__AIM__: Copy each line of the listing below word for word, without changing anything.

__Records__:

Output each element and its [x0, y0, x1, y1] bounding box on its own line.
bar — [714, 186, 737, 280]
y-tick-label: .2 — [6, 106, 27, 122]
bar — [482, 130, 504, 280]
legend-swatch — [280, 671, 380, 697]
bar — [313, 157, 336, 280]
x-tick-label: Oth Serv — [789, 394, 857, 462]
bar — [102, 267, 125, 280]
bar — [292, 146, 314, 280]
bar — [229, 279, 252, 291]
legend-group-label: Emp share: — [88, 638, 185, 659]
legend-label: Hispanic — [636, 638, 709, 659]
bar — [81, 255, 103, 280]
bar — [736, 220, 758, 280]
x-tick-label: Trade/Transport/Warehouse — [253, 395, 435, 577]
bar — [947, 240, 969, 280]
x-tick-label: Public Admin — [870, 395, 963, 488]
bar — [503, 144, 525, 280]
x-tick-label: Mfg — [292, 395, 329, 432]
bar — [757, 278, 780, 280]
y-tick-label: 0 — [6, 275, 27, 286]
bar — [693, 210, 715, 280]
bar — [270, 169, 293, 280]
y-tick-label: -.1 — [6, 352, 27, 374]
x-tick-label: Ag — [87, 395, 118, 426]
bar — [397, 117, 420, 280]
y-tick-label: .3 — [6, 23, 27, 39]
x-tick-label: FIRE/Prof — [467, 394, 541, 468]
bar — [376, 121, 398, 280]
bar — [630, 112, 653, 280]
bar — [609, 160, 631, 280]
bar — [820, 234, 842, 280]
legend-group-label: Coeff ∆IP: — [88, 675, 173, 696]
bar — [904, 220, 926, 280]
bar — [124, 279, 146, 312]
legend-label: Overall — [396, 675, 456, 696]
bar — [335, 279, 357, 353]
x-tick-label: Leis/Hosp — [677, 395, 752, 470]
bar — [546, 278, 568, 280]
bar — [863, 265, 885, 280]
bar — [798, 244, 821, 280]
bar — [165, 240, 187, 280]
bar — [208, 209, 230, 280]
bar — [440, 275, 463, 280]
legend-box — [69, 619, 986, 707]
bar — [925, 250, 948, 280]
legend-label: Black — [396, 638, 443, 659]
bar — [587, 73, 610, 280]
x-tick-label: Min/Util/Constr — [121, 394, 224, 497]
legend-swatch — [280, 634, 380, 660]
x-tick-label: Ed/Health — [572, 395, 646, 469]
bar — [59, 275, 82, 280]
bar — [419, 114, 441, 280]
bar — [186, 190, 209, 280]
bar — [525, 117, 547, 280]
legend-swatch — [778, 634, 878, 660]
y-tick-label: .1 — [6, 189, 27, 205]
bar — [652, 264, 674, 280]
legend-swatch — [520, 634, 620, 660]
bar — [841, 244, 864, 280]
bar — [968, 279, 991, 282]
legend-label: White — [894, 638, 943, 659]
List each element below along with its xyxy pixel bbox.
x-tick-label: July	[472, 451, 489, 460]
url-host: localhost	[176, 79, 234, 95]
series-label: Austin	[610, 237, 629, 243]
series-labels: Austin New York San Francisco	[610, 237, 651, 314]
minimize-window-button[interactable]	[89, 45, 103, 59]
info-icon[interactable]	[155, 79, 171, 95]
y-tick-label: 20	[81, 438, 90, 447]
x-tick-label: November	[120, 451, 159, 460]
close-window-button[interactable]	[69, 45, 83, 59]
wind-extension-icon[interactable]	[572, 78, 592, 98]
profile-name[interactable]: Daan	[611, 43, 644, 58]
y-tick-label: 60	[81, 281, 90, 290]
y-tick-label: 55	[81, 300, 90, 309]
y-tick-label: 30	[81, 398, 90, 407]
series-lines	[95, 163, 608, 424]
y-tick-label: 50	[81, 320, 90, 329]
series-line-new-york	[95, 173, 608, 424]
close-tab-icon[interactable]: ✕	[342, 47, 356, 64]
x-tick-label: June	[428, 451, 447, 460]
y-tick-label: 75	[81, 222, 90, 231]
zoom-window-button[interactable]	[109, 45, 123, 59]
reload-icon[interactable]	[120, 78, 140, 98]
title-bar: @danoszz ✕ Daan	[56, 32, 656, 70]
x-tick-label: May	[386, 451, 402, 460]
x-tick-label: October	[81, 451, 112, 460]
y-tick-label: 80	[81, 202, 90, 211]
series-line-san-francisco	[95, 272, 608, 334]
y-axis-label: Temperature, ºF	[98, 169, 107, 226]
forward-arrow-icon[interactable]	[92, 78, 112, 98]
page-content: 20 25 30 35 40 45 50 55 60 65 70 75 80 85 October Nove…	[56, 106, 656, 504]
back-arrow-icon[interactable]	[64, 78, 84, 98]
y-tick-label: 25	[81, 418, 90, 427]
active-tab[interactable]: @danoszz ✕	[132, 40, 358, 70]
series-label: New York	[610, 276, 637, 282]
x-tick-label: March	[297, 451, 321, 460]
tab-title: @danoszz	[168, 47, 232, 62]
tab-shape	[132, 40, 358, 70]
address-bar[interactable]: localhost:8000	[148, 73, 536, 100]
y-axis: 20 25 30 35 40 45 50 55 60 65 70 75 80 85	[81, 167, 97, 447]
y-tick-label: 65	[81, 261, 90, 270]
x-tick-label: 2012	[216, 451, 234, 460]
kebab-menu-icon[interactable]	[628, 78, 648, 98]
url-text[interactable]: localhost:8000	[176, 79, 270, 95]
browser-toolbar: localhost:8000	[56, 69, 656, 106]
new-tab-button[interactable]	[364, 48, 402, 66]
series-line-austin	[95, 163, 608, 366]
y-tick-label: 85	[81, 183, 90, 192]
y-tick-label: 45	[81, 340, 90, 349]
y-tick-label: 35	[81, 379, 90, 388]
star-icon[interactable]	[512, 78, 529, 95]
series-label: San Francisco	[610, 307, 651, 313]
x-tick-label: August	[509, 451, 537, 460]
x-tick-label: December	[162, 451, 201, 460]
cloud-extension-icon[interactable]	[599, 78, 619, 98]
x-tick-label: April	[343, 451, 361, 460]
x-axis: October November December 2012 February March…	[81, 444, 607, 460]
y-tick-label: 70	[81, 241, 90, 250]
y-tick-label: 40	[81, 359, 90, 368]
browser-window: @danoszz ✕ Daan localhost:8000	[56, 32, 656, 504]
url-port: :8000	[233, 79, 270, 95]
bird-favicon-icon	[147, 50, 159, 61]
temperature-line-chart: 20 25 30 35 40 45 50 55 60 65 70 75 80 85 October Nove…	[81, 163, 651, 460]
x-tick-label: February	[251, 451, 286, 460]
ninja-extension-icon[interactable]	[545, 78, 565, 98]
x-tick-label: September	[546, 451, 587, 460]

__RESULT OF THE TASK__:
Output each element and its [x0, y0, x1, y1] bounding box on its own line.
bar — [714, 186, 737, 280]
y-tick-label: .2 — [6, 106, 27, 122]
bar — [482, 130, 504, 280]
legend-swatch — [280, 671, 380, 697]
bar — [313, 157, 336, 280]
x-tick-label: Oth Serv — [789, 394, 857, 462]
bar — [102, 267, 125, 280]
bar — [292, 146, 314, 280]
bar — [229, 279, 252, 291]
legend-group-label: Emp share: — [88, 638, 185, 659]
legend-label: Hispanic — [636, 638, 709, 659]
bar — [81, 255, 103, 280]
bar — [736, 220, 758, 280]
x-tick-label: Trade/Transport/Warehouse — [253, 395, 435, 577]
bar — [947, 240, 969, 280]
x-tick-label: Public Admin — [870, 395, 963, 488]
bar — [503, 144, 525, 280]
x-tick-label: Mfg — [292, 395, 329, 432]
bar — [757, 278, 780, 280]
y-tick-label: 0 — [6, 275, 27, 286]
bar — [693, 210, 715, 280]
bar — [270, 169, 293, 280]
y-tick-label: -.1 — [6, 352, 27, 374]
x-tick-label: Ag — [87, 395, 118, 426]
bar — [397, 117, 420, 280]
y-tick-label: .3 — [6, 23, 27, 39]
x-tick-label: FIRE/Prof — [467, 394, 541, 468]
bar — [376, 121, 398, 280]
bar — [630, 112, 653, 280]
bar — [609, 160, 631, 280]
bar — [820, 234, 842, 280]
legend-group-label: Coeff ∆IP: — [88, 675, 173, 696]
bar — [904, 220, 926, 280]
bar — [124, 279, 146, 312]
legend-label: Overall — [396, 675, 456, 696]
bar — [335, 279, 357, 353]
x-tick-label: Leis/Hosp — [677, 395, 752, 470]
bar — [546, 278, 568, 280]
bar — [863, 265, 885, 280]
bar — [798, 244, 821, 280]
bar — [165, 240, 187, 280]
bar — [208, 209, 230, 280]
bar — [440, 275, 463, 280]
legend-box — [69, 619, 986, 707]
bar — [925, 250, 948, 280]
legend-label: Black — [396, 638, 443, 659]
bar — [587, 73, 610, 280]
x-tick-label: Min/Util/Constr — [121, 394, 224, 497]
legend-swatch — [280, 634, 380, 660]
x-tick-label: Ed/Health — [572, 395, 646, 469]
bar — [59, 275, 82, 280]
bar — [419, 114, 441, 280]
bar — [186, 190, 209, 280]
bar — [525, 117, 547, 280]
legend-swatch — [778, 634, 878, 660]
y-tick-label: .1 — [6, 189, 27, 205]
bar — [652, 264, 674, 280]
legend-swatch — [520, 634, 620, 660]
bar — [841, 244, 864, 280]
bar — [968, 279, 991, 282]
legend-label: White — [894, 638, 943, 659]
List each element below along with its xyxy pixel bbox.
x-tick-label: July	[472, 451, 489, 460]
url-host: localhost	[176, 79, 234, 95]
series-label: Austin	[610, 237, 629, 243]
series-labels: Austin New York San Francisco	[610, 237, 651, 314]
minimize-window-button[interactable]	[89, 45, 103, 59]
info-icon[interactable]	[155, 79, 171, 95]
y-tick-label: 20	[81, 438, 90, 447]
x-tick-label: November	[120, 451, 159, 460]
close-window-button[interactable]	[69, 45, 83, 59]
wind-extension-icon[interactable]	[572, 78, 592, 98]
profile-name[interactable]: Daan	[611, 43, 644, 58]
y-tick-label: 60	[81, 281, 90, 290]
y-tick-label: 55	[81, 300, 90, 309]
y-tick-label: 30	[81, 398, 90, 407]
series-lines	[95, 163, 608, 424]
y-tick-label: 50	[81, 320, 90, 329]
series-line-new-york	[95, 173, 608, 424]
close-tab-icon[interactable]: ✕	[342, 47, 356, 64]
x-tick-label: June	[428, 451, 447, 460]
y-tick-label: 75	[81, 222, 90, 231]
zoom-window-button[interactable]	[109, 45, 123, 59]
reload-icon[interactable]	[120, 78, 140, 98]
title-bar: @danoszz ✕ Daan	[56, 32, 656, 70]
x-tick-label: May	[386, 451, 402, 460]
x-tick-label: October	[81, 451, 112, 460]
y-tick-label: 80	[81, 202, 90, 211]
series-line-san-francisco	[95, 272, 608, 334]
y-axis-label: Temperature, ºF	[98, 169, 107, 226]
forward-arrow-icon[interactable]	[92, 78, 112, 98]
page-content: 20 25 30 35 40 45 50 55 60 65 70 75 80 85 October Nove…	[56, 106, 656, 504]
back-arrow-icon[interactable]	[64, 78, 84, 98]
y-tick-label: 25	[81, 418, 90, 427]
active-tab[interactable]: @danoszz ✕	[132, 40, 358, 70]
series-label: New York	[610, 276, 637, 282]
x-tick-label: March	[297, 451, 321, 460]
tab-title: @danoszz	[168, 47, 232, 62]
tab-shape	[132, 40, 358, 70]
address-bar[interactable]: localhost:8000	[148, 73, 536, 100]
y-axis: 20 25 30 35 40 45 50 55 60 65 70 75 80 85	[81, 167, 97, 447]
y-tick-label: 65	[81, 261, 90, 270]
x-tick-label: 2012	[216, 451, 234, 460]
kebab-menu-icon[interactable]	[628, 78, 648, 98]
url-text[interactable]: localhost:8000	[176, 79, 270, 95]
browser-toolbar: localhost:8000	[56, 69, 656, 106]
new-tab-button[interactable]	[364, 48, 402, 66]
series-line-austin	[95, 163, 608, 366]
y-tick-label: 85	[81, 183, 90, 192]
y-tick-label: 45	[81, 340, 90, 349]
y-tick-label: 35	[81, 379, 90, 388]
star-icon[interactable]	[512, 78, 529, 95]
series-label: San Francisco	[610, 307, 651, 313]
x-tick-label: August	[509, 451, 537, 460]
x-tick-label: December	[162, 451, 201, 460]
cloud-extension-icon[interactable]	[599, 78, 619, 98]
x-tick-label: April	[343, 451, 361, 460]
x-axis: October November December 2012 February March…	[81, 444, 607, 460]
y-tick-label: 70	[81, 241, 90, 250]
y-tick-label: 40	[81, 359, 90, 368]
browser-window: @danoszz ✕ Daan localhost:8000	[56, 32, 656, 504]
url-port: :8000	[233, 79, 270, 95]
bird-favicon-icon	[147, 50, 159, 61]
temperature-line-chart: 20 25 30 35 40 45 50 55 60 65 70 75 80 85 October Nove…	[81, 163, 651, 460]
x-tick-label: February	[251, 451, 286, 460]
ninja-extension-icon[interactable]	[545, 78, 565, 98]
x-tick-label: September	[546, 451, 587, 460]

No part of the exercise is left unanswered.